Stored entries

* begin *

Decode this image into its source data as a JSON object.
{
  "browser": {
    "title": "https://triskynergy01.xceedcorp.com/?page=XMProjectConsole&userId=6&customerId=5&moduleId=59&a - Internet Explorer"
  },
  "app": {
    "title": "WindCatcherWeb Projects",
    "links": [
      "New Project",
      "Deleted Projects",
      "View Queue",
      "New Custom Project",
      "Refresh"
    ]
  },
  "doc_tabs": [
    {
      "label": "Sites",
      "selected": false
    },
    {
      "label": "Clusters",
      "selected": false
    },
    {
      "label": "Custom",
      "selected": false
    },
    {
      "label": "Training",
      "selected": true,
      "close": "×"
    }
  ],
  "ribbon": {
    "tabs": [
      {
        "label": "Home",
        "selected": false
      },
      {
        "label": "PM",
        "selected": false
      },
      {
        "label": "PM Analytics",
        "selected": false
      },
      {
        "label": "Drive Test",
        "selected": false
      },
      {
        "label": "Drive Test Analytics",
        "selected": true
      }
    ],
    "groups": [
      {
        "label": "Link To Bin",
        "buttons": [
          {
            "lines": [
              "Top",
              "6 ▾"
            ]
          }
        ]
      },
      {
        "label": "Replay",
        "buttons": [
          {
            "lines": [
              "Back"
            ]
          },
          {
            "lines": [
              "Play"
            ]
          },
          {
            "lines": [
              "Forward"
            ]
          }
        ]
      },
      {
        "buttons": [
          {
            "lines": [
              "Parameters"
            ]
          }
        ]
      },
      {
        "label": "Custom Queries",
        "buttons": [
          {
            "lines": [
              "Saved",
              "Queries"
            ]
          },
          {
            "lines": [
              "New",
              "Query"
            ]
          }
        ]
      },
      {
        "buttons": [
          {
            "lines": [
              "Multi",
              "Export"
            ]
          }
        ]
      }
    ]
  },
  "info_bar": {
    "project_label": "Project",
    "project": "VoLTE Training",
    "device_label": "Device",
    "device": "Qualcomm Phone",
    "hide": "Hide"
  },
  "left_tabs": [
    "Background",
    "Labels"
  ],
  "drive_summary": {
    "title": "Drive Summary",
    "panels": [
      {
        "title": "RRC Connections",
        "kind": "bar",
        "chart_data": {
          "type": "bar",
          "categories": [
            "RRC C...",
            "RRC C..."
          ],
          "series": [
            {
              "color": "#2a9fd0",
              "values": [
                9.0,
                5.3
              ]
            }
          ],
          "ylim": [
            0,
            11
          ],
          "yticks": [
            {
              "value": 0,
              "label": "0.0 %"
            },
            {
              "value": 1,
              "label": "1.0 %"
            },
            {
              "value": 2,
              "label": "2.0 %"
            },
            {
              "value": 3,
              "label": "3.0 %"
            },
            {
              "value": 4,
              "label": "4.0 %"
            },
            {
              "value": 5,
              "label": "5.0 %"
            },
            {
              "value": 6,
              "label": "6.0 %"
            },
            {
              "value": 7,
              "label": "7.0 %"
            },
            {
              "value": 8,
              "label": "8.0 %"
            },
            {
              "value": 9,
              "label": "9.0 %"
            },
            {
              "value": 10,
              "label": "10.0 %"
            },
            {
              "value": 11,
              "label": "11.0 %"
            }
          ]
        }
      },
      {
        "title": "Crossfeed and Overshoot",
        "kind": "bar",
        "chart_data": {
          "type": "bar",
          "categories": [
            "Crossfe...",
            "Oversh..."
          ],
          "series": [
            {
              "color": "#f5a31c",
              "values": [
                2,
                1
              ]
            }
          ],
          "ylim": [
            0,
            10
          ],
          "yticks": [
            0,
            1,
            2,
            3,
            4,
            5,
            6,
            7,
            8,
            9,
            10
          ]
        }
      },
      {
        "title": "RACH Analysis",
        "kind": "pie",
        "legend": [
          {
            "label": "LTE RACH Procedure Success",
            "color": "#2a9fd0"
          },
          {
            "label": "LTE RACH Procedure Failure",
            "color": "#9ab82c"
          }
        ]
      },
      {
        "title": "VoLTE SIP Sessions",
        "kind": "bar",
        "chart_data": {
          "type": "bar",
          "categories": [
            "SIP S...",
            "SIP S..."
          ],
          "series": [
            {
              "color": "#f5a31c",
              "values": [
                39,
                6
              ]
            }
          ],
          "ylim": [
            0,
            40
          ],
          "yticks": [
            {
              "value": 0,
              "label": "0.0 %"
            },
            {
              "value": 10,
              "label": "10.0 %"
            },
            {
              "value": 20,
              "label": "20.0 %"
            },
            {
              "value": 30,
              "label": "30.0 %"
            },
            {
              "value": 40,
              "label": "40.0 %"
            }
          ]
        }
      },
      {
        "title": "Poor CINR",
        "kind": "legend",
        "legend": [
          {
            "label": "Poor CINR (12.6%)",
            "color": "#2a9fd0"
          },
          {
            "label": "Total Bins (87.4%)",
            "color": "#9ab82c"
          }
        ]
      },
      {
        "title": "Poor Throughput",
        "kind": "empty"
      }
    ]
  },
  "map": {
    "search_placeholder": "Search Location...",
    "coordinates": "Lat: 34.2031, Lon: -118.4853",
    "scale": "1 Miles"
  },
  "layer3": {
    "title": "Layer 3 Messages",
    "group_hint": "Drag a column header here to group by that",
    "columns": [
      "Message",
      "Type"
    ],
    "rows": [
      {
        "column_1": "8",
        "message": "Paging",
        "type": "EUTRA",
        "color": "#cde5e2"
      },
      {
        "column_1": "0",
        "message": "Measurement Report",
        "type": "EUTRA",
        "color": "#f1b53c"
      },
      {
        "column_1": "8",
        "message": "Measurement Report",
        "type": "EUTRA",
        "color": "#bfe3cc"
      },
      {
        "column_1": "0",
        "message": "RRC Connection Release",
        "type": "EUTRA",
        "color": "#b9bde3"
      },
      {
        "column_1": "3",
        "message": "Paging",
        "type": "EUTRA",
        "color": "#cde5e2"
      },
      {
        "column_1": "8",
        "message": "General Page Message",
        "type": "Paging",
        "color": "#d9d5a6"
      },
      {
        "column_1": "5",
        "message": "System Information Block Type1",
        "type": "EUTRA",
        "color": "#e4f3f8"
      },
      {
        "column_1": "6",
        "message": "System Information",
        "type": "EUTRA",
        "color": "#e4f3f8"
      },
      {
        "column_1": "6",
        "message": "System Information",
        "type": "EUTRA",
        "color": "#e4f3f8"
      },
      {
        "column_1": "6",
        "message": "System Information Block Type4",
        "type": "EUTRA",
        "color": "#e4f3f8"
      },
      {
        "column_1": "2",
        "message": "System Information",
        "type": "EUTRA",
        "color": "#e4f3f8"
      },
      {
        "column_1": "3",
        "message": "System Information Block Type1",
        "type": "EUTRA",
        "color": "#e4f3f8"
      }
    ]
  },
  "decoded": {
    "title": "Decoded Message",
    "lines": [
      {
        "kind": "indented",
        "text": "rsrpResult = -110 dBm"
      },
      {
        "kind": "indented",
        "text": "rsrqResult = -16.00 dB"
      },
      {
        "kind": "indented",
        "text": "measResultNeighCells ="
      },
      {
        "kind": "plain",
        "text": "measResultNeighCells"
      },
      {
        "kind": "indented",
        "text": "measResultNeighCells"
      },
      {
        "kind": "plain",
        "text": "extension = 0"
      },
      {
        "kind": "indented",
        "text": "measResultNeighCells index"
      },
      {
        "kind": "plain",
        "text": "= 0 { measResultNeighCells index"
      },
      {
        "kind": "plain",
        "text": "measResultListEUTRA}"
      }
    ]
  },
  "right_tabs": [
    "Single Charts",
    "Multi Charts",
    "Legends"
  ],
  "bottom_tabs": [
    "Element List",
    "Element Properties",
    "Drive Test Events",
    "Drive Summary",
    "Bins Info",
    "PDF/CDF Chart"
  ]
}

* end *
* begin *

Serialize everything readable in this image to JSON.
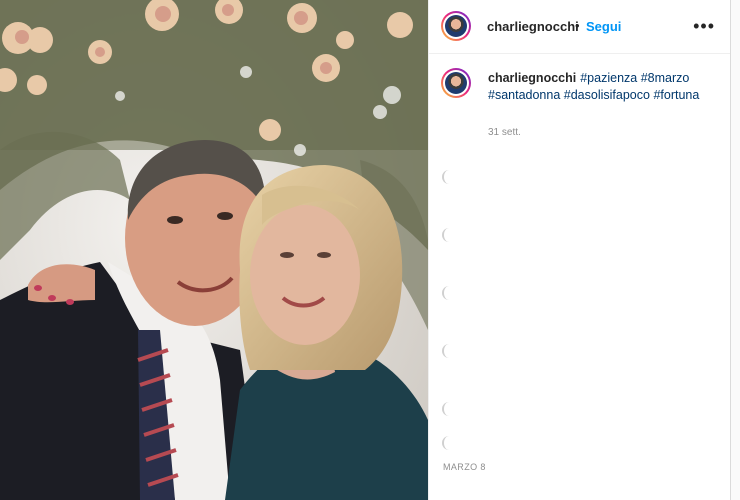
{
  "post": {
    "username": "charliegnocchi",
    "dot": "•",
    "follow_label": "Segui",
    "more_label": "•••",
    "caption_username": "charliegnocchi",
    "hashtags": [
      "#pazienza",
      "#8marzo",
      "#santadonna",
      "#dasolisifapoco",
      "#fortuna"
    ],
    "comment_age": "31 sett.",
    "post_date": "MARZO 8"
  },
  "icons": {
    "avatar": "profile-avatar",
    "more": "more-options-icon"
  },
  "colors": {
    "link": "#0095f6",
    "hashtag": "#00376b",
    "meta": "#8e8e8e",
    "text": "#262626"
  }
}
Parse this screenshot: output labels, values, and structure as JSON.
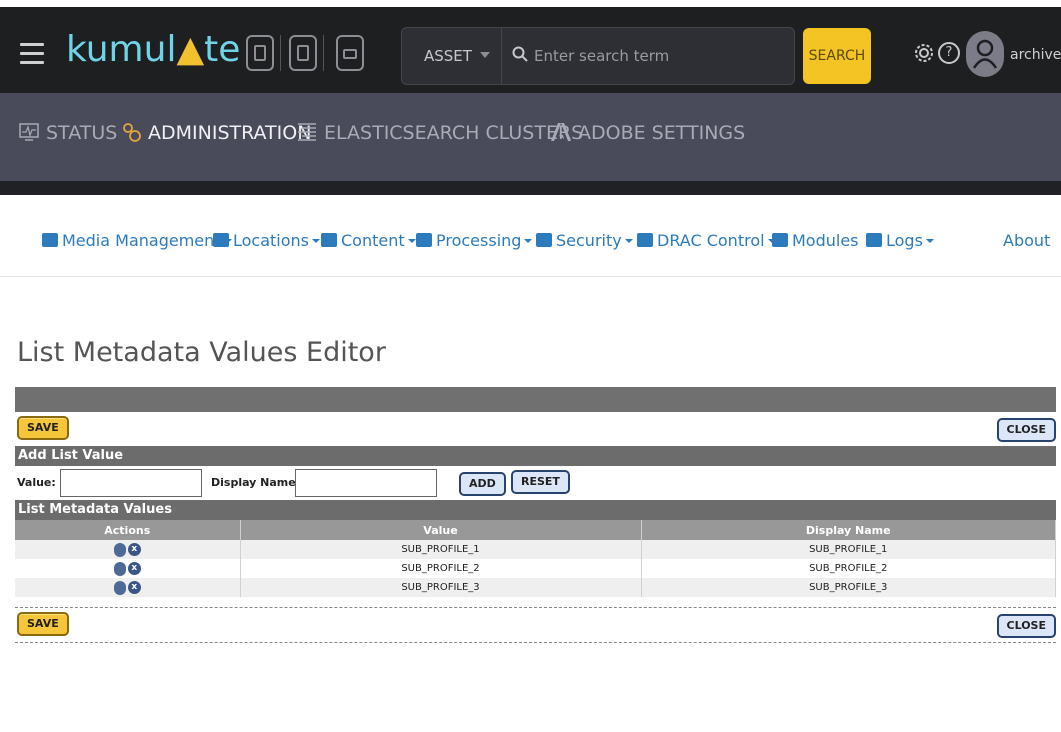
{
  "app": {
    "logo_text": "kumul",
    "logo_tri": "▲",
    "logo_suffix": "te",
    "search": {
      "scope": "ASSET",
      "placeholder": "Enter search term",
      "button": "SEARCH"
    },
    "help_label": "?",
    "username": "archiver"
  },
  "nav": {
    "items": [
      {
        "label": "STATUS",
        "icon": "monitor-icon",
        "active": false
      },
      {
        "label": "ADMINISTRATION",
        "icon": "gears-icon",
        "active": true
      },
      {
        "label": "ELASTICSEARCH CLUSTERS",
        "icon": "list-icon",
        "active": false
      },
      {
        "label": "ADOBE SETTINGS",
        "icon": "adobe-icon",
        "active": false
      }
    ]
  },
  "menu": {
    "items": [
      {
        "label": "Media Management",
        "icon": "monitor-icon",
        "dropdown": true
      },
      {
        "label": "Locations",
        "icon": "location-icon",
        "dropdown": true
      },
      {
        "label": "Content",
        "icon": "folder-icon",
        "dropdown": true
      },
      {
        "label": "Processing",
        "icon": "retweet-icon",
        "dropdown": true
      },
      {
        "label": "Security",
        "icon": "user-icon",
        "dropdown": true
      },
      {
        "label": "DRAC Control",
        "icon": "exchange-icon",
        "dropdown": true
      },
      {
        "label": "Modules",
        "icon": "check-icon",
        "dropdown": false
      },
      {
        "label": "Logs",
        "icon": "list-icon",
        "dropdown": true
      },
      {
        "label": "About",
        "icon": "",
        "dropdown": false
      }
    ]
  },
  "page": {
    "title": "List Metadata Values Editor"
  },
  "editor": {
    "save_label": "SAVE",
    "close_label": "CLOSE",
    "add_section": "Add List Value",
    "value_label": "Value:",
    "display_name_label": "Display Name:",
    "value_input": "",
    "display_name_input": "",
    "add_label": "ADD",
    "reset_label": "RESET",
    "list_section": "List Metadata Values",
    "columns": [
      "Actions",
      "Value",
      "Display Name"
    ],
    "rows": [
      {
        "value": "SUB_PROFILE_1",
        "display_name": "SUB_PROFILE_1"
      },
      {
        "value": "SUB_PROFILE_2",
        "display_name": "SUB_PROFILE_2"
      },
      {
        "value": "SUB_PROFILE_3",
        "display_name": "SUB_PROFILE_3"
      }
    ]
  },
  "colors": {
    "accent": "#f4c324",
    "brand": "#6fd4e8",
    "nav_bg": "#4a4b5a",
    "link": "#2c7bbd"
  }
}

* end *

● GIVEN EXERCISE
Examine the records and pull out every line where the string "JSON" occurs.

● WORKED ANSWER
Decode this image into its source data as a JSON object.
Serialize everything readable in this image to JSON.
Parse this screenshot: output labels, values, and structure as JSON.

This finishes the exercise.